### [Short problem]
Pictures should be excluded; otherwise, copy every entry exactly.

### [Rows]
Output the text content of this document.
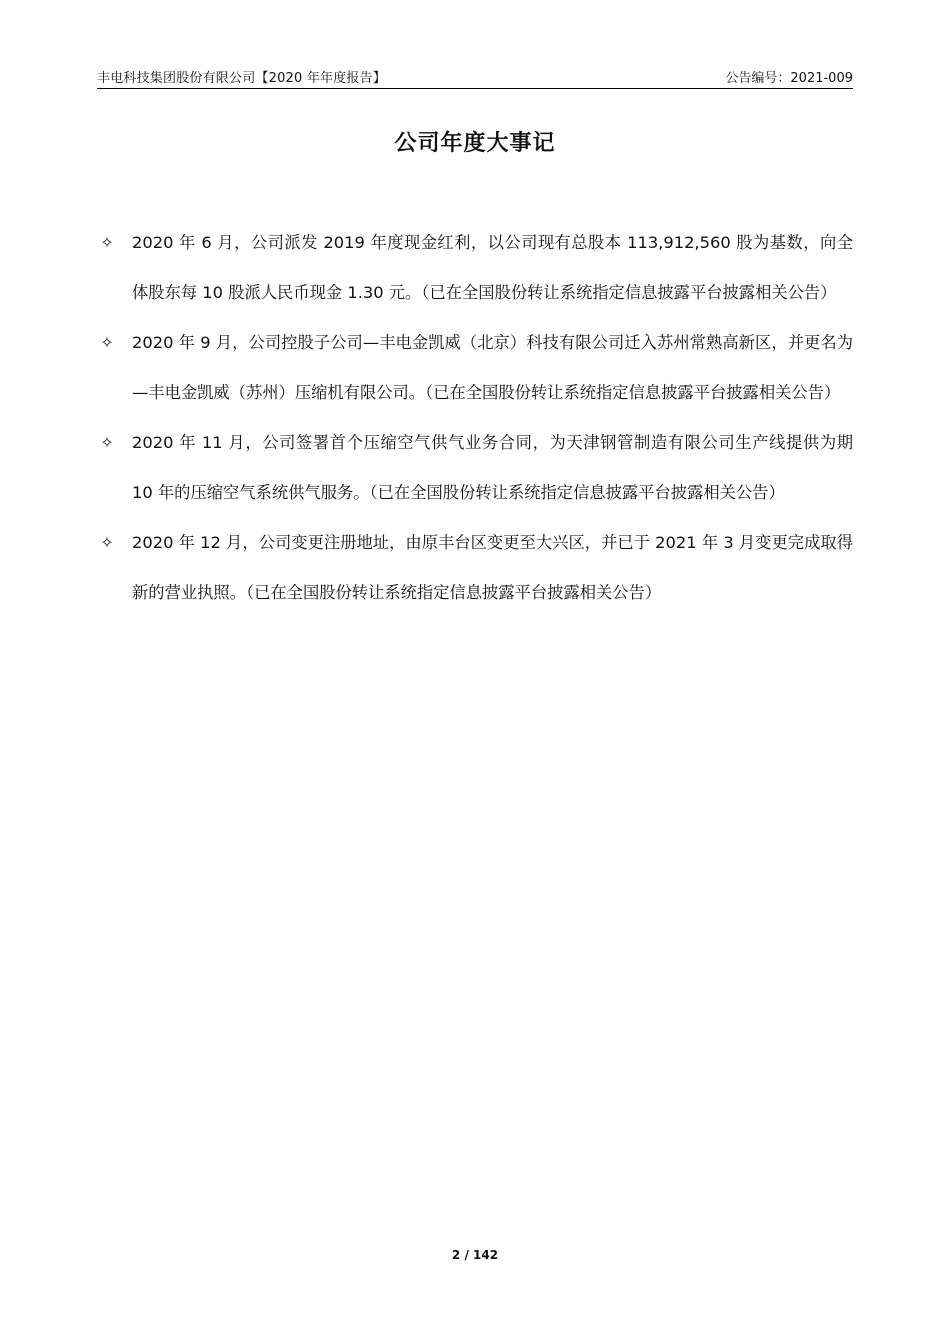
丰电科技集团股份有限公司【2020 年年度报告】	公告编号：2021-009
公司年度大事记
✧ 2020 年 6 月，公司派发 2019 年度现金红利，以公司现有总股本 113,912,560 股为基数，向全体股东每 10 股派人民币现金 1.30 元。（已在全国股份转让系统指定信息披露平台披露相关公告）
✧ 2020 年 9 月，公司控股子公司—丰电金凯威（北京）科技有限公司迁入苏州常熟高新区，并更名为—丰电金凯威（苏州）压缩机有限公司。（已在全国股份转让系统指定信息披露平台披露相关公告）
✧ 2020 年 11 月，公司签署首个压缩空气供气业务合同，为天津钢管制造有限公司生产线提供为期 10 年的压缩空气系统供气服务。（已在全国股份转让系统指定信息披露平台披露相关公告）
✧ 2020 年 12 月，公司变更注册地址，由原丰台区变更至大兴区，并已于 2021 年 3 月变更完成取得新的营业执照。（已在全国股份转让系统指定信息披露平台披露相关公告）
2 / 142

### [Response to this exercise]
Output the text content of this document.
丰电科技集团股份有限公司【2020 年年度报告】	公告编号：2021-009
公司年度大事记
✧ 2020 年 6 月，公司派发 2019 年度现金红利，以公司现有总股本 113,912,560 股为基数，向全体股东每 10 股派人民币现金 1.30 元。（已在全国股份转让系统指定信息披露平台披露相关公告）
✧ 2020 年 9 月，公司控股子公司—丰电金凯威（北京）科技有限公司迁入苏州常熟高新区，并更名为—丰电金凯威（苏州）压缩机有限公司。（已在全国股份转让系统指定信息披露平台披露相关公告）
✧ 2020 年 11 月，公司签署首个压缩空气供气业务合同，为天津钢管制造有限公司生产线提供为期 10 年的压缩空气系统供气服务。（已在全国股份转让系统指定信息披露平台披露相关公告）
✧ 2020 年 12 月，公司变更注册地址，由原丰台区变更至大兴区，并已于 2021 年 3 月变更完成取得新的营业执照。（已在全国股份转让系统指定信息披露平台披露相关公告）
2 / 142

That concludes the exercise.